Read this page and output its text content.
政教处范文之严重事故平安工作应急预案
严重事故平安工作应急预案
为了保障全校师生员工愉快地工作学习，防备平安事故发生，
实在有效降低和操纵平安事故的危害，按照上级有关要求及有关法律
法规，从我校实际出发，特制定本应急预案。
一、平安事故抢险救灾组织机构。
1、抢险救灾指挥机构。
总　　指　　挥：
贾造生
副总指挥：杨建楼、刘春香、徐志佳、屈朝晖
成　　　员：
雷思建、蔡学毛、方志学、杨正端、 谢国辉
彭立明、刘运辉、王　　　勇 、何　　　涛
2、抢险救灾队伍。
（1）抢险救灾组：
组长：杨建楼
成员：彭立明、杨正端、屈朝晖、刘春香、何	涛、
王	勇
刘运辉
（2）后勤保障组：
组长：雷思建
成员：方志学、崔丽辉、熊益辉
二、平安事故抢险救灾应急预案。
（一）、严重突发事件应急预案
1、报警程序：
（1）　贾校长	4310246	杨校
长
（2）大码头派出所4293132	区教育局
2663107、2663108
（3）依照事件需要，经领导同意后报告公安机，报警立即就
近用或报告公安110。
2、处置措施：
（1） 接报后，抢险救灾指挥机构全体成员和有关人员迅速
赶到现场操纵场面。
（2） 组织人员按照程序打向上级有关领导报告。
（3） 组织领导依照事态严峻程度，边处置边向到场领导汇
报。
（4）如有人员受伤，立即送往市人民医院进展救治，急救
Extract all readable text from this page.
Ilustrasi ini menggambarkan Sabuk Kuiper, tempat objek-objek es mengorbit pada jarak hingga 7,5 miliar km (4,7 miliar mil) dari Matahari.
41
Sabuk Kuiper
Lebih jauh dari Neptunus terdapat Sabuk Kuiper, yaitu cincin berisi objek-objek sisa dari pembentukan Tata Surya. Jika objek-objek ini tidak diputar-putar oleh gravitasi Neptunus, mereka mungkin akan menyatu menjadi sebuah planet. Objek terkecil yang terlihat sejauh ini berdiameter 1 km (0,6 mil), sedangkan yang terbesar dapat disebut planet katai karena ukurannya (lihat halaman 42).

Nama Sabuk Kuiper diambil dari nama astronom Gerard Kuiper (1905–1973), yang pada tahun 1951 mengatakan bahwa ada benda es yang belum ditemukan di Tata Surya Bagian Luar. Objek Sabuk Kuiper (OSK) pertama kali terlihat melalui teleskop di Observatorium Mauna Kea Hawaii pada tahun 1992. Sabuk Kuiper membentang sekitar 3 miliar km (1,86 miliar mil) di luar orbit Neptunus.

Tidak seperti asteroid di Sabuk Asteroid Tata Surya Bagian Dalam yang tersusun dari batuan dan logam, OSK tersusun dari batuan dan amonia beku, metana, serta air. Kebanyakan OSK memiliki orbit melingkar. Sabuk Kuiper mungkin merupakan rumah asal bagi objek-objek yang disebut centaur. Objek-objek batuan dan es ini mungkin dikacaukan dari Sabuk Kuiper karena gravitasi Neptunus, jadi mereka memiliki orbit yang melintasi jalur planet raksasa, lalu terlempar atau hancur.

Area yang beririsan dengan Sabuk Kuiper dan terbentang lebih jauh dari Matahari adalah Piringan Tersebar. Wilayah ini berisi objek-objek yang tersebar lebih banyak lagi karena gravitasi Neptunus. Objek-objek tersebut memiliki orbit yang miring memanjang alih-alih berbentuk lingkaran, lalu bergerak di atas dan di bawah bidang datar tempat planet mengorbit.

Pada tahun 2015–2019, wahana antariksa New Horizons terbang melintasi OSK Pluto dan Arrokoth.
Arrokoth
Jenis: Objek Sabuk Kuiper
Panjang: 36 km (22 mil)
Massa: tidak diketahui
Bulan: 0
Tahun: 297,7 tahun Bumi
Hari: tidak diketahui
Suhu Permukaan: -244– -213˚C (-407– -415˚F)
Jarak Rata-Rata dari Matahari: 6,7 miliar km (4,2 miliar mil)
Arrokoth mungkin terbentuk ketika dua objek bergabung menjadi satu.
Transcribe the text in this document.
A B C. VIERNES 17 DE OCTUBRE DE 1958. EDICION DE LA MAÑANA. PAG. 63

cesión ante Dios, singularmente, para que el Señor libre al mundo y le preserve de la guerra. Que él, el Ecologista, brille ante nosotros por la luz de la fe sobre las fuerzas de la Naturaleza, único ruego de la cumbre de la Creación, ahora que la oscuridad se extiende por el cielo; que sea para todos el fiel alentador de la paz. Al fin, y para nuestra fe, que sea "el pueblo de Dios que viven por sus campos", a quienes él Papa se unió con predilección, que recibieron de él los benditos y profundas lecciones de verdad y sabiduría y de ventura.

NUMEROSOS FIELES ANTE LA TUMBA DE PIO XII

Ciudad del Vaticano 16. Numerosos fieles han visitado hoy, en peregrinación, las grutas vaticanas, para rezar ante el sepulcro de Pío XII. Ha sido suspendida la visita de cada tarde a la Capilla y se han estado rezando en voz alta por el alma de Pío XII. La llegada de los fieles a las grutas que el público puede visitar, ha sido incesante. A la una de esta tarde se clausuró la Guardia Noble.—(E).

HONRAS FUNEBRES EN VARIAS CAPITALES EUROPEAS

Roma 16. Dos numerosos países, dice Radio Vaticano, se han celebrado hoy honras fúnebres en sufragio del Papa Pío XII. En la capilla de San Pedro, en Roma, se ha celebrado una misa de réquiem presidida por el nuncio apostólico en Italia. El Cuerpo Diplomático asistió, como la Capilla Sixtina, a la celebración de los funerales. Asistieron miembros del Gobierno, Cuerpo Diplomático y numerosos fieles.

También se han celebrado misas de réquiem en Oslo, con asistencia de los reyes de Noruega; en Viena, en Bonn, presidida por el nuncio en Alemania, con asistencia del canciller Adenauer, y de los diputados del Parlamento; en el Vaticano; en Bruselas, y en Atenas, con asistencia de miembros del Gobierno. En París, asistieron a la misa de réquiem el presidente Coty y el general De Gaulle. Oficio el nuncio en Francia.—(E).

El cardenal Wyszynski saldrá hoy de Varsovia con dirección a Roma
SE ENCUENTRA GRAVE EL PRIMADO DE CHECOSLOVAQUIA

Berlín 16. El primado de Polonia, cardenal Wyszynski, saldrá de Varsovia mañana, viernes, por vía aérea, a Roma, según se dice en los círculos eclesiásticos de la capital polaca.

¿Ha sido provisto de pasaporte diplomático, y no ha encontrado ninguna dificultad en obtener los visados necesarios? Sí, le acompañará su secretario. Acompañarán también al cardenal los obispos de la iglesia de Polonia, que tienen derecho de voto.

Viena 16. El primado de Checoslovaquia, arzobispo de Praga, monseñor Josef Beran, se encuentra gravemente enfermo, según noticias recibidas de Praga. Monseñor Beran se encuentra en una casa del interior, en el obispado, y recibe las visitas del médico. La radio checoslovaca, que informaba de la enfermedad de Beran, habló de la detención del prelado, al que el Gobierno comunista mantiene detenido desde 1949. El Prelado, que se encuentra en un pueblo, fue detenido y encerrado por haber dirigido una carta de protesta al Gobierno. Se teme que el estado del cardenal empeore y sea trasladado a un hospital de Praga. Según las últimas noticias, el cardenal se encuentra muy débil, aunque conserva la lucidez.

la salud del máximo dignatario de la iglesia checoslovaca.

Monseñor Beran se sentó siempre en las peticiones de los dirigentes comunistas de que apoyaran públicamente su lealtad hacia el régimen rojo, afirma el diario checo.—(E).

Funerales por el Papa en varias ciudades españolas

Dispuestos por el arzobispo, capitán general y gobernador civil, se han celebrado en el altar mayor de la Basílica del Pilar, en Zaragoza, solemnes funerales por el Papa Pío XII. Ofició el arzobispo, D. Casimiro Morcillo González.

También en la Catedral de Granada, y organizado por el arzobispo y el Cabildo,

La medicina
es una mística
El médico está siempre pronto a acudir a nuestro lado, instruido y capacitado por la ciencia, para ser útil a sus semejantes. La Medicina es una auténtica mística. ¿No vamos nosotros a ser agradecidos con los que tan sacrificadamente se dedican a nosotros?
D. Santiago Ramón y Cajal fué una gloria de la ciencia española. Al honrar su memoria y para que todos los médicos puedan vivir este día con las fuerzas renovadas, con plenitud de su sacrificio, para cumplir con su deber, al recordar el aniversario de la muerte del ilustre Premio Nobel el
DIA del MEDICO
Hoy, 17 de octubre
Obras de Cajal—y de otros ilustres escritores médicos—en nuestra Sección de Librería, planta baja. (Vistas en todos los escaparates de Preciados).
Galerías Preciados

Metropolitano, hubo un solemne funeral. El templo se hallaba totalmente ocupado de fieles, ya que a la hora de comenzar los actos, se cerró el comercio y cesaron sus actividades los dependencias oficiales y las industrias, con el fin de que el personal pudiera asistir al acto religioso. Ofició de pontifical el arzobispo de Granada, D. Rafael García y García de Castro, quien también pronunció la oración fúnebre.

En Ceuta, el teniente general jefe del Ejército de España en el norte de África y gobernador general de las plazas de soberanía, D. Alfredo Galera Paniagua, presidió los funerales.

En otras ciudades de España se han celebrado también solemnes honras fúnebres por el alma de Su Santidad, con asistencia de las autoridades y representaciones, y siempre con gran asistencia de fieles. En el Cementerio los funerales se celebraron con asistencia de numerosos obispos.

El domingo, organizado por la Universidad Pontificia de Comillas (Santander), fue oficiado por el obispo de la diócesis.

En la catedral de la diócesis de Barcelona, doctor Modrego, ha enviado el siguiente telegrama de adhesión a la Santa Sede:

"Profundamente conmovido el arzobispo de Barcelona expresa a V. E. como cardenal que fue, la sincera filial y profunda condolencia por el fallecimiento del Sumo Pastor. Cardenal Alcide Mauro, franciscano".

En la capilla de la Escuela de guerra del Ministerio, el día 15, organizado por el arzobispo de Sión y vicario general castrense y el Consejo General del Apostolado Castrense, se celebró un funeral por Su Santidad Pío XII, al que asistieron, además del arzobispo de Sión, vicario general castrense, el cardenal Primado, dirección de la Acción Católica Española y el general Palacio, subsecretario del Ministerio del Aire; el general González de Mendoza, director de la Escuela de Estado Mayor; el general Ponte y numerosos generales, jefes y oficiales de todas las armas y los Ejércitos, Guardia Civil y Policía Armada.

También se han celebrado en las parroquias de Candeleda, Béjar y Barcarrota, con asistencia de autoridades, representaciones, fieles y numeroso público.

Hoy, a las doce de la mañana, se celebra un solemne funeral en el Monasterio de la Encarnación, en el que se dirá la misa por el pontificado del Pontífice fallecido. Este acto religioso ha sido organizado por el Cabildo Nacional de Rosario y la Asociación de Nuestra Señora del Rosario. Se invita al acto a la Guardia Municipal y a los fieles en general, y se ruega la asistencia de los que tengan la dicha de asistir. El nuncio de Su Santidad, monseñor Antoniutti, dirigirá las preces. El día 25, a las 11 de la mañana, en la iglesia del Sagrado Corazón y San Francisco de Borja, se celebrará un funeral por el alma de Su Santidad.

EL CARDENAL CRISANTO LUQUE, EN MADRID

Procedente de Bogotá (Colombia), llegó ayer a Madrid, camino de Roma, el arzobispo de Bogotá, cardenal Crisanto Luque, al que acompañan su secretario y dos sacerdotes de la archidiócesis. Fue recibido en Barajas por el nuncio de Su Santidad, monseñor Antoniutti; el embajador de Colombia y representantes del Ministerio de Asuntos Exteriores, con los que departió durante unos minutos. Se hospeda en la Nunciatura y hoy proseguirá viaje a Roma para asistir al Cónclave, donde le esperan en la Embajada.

--------------------------------

Filter the records above for "page" and copy every matching line.

Read this page and output its text content.
Extract all readable text from this page.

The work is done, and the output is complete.